Copy out all the records, word for word.

━━ ITEMS

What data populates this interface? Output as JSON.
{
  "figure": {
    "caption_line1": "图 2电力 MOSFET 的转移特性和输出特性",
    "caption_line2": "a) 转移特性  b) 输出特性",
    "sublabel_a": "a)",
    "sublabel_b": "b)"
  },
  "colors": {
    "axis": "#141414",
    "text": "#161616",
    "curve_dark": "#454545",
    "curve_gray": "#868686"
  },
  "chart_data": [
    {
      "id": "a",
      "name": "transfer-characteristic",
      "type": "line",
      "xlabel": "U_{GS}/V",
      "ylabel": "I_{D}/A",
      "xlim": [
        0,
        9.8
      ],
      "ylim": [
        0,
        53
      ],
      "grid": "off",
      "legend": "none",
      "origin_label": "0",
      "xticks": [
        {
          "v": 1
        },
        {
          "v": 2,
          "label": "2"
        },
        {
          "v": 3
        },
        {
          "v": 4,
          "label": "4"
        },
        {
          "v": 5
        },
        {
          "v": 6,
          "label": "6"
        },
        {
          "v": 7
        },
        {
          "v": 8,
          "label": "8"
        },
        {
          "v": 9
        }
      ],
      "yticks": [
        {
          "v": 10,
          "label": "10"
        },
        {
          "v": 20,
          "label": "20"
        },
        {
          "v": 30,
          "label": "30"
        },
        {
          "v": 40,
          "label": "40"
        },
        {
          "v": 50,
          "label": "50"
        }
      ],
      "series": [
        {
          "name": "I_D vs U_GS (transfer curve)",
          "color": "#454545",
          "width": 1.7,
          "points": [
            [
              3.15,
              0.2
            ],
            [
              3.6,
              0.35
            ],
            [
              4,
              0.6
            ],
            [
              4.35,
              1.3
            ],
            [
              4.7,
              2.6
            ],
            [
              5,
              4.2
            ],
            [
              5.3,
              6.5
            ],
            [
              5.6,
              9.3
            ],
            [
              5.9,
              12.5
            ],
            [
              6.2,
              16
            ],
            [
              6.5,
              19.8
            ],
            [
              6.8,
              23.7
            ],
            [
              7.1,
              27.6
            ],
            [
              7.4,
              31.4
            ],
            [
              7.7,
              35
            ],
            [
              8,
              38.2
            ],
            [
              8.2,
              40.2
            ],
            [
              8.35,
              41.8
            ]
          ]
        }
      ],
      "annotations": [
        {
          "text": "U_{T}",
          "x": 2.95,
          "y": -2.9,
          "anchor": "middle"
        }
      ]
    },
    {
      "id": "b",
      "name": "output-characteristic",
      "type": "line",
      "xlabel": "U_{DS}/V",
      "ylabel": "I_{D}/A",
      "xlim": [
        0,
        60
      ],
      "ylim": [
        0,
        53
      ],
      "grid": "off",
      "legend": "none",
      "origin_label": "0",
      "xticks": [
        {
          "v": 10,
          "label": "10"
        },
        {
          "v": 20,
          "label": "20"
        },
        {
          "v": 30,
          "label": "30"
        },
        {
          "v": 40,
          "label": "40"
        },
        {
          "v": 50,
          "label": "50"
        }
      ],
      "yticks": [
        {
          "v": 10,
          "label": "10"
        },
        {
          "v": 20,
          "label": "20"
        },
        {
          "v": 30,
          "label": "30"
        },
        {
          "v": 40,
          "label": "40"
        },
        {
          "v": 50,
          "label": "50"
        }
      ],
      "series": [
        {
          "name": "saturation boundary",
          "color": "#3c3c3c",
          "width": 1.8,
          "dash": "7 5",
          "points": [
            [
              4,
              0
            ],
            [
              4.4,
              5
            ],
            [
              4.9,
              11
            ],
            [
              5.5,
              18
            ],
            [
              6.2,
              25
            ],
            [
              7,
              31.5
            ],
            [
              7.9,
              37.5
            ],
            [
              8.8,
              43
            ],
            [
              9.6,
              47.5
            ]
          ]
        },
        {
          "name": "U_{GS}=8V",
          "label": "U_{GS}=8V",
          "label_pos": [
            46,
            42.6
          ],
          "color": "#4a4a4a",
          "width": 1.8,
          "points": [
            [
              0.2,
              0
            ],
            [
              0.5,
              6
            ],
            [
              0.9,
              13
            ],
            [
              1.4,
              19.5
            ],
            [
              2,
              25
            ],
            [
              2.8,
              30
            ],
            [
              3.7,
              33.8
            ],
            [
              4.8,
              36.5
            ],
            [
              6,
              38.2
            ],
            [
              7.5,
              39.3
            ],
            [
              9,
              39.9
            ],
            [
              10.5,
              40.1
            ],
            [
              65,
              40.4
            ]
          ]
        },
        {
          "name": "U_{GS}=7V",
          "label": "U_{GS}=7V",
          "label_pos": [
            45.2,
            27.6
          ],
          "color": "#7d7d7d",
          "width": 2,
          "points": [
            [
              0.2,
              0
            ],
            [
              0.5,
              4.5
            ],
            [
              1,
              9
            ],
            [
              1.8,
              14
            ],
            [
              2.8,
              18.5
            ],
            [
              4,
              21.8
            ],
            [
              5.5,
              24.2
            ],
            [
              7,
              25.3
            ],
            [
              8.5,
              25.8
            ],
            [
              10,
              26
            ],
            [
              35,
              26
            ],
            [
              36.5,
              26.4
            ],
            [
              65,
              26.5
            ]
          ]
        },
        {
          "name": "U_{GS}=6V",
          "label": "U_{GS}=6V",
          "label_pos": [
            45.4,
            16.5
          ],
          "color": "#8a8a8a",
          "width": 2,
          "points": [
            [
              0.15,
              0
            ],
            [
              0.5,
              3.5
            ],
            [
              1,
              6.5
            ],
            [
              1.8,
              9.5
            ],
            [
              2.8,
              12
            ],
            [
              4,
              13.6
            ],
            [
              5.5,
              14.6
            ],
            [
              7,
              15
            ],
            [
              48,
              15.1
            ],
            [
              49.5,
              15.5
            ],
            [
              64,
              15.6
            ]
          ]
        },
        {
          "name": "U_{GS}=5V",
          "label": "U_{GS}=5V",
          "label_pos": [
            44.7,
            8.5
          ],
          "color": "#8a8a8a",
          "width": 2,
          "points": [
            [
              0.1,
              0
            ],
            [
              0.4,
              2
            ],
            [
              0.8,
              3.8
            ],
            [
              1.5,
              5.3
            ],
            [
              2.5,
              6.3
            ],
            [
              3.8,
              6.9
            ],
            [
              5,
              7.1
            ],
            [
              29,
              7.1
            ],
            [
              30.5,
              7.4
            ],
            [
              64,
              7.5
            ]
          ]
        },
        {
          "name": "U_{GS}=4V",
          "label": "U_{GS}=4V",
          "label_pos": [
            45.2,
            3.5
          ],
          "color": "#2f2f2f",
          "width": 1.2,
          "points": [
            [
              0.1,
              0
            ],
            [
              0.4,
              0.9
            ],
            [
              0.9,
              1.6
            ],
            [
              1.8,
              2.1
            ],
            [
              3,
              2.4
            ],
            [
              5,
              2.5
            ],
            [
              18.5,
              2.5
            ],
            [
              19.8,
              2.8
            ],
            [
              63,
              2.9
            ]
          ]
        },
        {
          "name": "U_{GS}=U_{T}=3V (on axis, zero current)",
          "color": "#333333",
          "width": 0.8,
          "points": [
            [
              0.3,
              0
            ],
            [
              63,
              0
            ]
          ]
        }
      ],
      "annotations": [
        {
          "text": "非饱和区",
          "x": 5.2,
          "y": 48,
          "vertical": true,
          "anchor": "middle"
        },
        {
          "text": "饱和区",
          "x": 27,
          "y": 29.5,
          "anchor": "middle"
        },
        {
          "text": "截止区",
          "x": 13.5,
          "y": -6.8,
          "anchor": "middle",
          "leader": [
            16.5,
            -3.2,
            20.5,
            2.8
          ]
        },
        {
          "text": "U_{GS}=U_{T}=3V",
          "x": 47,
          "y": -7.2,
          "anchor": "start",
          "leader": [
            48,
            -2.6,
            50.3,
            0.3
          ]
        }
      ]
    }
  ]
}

━━━━

FINAL RESULT
What data populates this interface? Output as JSON.
{
  "figure": {
    "caption_line1": "图 2电力 MOSFET 的转移特性和输出特性",
    "caption_line2": "a) 转移特性  b) 输出特性",
    "sublabel_a": "a)",
    "sublabel_b": "b)"
  },
  "colors": {
    "axis": "#141414",
    "text": "#161616",
    "curve_dark": "#454545",
    "curve_gray": "#868686"
  },
  "chart_data": [
    {
      "id": "a",
      "name": "transfer-characteristic",
      "type": "line",
      "xlabel": "U_{GS}/V",
      "ylabel": "I_{D}/A",
      "xlim": [
        0,
        9.8
      ],
      "ylim": [
        0,
        53
      ],
      "grid": "off",
      "legend": "none",
      "origin_label": "0",
      "xticks": [
        {
          "v": 1
        },
        {
          "v": 2,
          "label": "2"
        },
        {
          "v": 3
        },
        {
          "v": 4,
          "label": "4"
        },
        {
          "v": 5
        },
        {
          "v": 6,
          "label": "6"
        },
        {
          "v": 7
        },
        {
          "v": 8,
          "label": "8"
        },
        {
          "v": 9
        }
      ],
      "yticks": [
        {
          "v": 10,
          "label": "10"
        },
        {
          "v": 20,
          "label": "20"
        },
        {
          "v": 30,
          "label": "30"
        },
        {
          "v": 40,
          "label": "40"
        },
        {
          "v": 50,
          "label": "50"
        }
      ],
      "series": [
        {
          "name": "I_D vs U_GS (transfer curve)",
          "color": "#454545",
          "width": 1.7,
          "points": [
            [
              3.15,
              0.2
            ],
            [
              3.6,
              0.35
            ],
            [
              4,
              0.6
            ],
            [
              4.35,
              1.3
            ],
            [
              4.7,
              2.6
            ],
            [
              5,
              4.2
            ],
            [
              5.3,
              6.5
            ],
            [
              5.6,
              9.3
            ],
            [
              5.9,
              12.5
            ],
            [
              6.2,
              16
            ],
            [
              6.5,
              19.8
            ],
            [
              6.8,
              23.7
            ],
            [
              7.1,
              27.6
            ],
            [
              7.4,
              31.4
            ],
            [
              7.7,
              35
            ],
            [
              8,
              38.2
            ],
            [
              8.2,
              40.2
            ],
            [
              8.35,
              41.8
            ]
          ]
        }
      ],
      "annotations": [
        {
          "text": "U_{T}",
          "x": 2.95,
          "y": -2.9,
          "anchor": "middle"
        }
      ]
    },
    {
      "id": "b",
      "name": "output-characteristic",
      "type": "line",
      "xlabel": "U_{DS}/V",
      "ylabel": "I_{D}/A",
      "xlim": [
        0,
        60
      ],
      "ylim": [
        0,
        53
      ],
      "grid": "off",
      "legend": "none",
      "origin_label": "0",
      "xticks": [
        {
          "v": 10,
          "label": "10"
        },
        {
          "v": 20,
          "label": "20"
        },
        {
          "v": 30,
          "label": "30"
        },
        {
          "v": 40,
          "label": "40"
        },
        {
          "v": 50,
          "label": "50"
        }
      ],
      "yticks": [
        {
          "v": 10,
          "label": "10"
        },
        {
          "v": 20,
          "label": "20"
        },
        {
          "v": 30,
          "label": "30"
        },
        {
          "v": 40,
          "label": "40"
        },
        {
          "v": 50,
          "label": "50"
        }
      ],
      "series": [
        {
          "name": "saturation boundary",
          "color": "#3c3c3c",
          "width": 1.8,
          "dash": "7 5",
          "points": [
            [
              4,
              0
            ],
            [
              4.4,
              5
            ],
            [
              4.9,
              11
            ],
            [
              5.5,
              18
            ],
            [
              6.2,
              25
            ],
            [
              7,
              31.5
            ],
            [
              7.9,
              37.5
            ],
            [
              8.8,
              43
            ],
            [
              9.6,
              47.5
            ]
          ]
        },
        {
          "name": "U_{GS}=8V",
          "label": "U_{GS}=8V",
          "label_pos": [
            46,
            42.6
          ],
          "color": "#4a4a4a",
          "width": 1.8,
          "points": [
            [
              0.2,
              0
            ],
            [
              0.5,
              6
            ],
            [
              0.9,
              13
            ],
            [
              1.4,
              19.5
            ],
            [
              2,
              25
            ],
            [
              2.8,
              30
            ],
            [
              3.7,
              33.8
            ],
            [
              4.8,
              36.5
            ],
            [
              6,
              38.2
            ],
            [
              7.5,
              39.3
            ],
            [
              9,
              39.9
            ],
            [
              10.5,
              40.1
            ],
            [
              65,
              40.4
            ]
          ]
        },
        {
          "name": "U_{GS}=7V",
          "label": "U_{GS}=7V",
          "label_pos": [
            45.2,
            27.6
          ],
          "color": "#7d7d7d",
          "width": 2,
          "points": [
            [
              0.2,
              0
            ],
            [
              0.5,
              4.5
            ],
            [
              1,
              9
            ],
            [
              1.8,
              14
            ],
            [
              2.8,
              18.5
            ],
            [
              4,
              21.8
            ],
            [
              5.5,
              24.2
            ],
            [
              7,
              25.3
            ],
            [
              8.5,
              25.8
            ],
            [
              10,
              26
            ],
            [
              35,
              26
            ],
            [
              36.5,
              26.4
            ],
            [
              65,
              26.5
            ]
          ]
        },
        {
          "name": "U_{GS}=6V",
          "label": "U_{GS}=6V",
          "label_pos": [
            45.4,
            16.5
          ],
          "color": "#8a8a8a",
          "width": 2,
          "points": [
            [
              0.15,
              0
            ],
            [
              0.5,
              3.5
            ],
            [
              1,
              6.5
            ],
            [
              1.8,
              9.5
            ],
            [
              2.8,
              12
            ],
            [
              4,
              13.6
            ],
            [
              5.5,
              14.6
            ],
            [
              7,
              15
            ],
            [
              48,
              15.1
            ],
            [
              49.5,
              15.5
            ],
            [
              64,
              15.6
            ]
          ]
        },
        {
          "name": "U_{GS}=5V",
          "label": "U_{GS}=5V",
          "label_pos": [
            44.7,
            8.5
          ],
          "color": "#8a8a8a",
          "width": 2,
          "points": [
            [
              0.1,
              0
            ],
            [
              0.4,
              2
            ],
            [
              0.8,
              3.8
            ],
            [
              1.5,
              5.3
            ],
            [
              2.5,
              6.3
            ],
            [
              3.8,
              6.9
            ],
            [
              5,
              7.1
            ],
            [
              29,
              7.1
            ],
            [
              30.5,
              7.4
            ],
            [
              64,
              7.5
            ]
          ]
        },
        {
          "name": "U_{GS}=4V",
          "label": "U_{GS}=4V",
          "label_pos": [
            45.2,
            3.5
          ],
          "color": "#2f2f2f",
          "width": 1.2,
          "points": [
            [
              0.1,
              0
            ],
            [
              0.4,
              0.9
            ],
            [
              0.9,
              1.6
            ],
            [
              1.8,
              2.1
            ],
            [
              3,
              2.4
            ],
            [
              5,
              2.5
            ],
            [
              18.5,
              2.5
            ],
            [
              19.8,
              2.8
            ],
            [
              63,
              2.9
            ]
          ]
        },
        {
          "name": "U_{GS}=U_{T}=3V (on axis, zero current)",
          "color": "#333333",
          "width": 0.8,
          "points": [
            [
              0.3,
              0
            ],
            [
              63,
              0
            ]
          ]
        }
      ],
      "annotations": [
        {
          "text": "非饱和区",
          "x": 5.2,
          "y": 48,
          "vertical": true,
          "anchor": "middle"
        },
        {
          "text": "饱和区",
          "x": 27,
          "y": 29.5,
          "anchor": "middle"
        },
        {
          "text": "截止区",
          "x": 13.5,
          "y": -6.8,
          "anchor": "middle",
          "leader": [
            16.5,
            -3.2,
            20.5,
            2.8
          ]
        },
        {
          "text": "U_{GS}=U_{T}=3V",
          "x": 47,
          "y": -7.2,
          "anchor": "start",
          "leader": [
            48,
            -2.6,
            50.3,
            0.3
          ]
        }
      ]
    }
  ]
}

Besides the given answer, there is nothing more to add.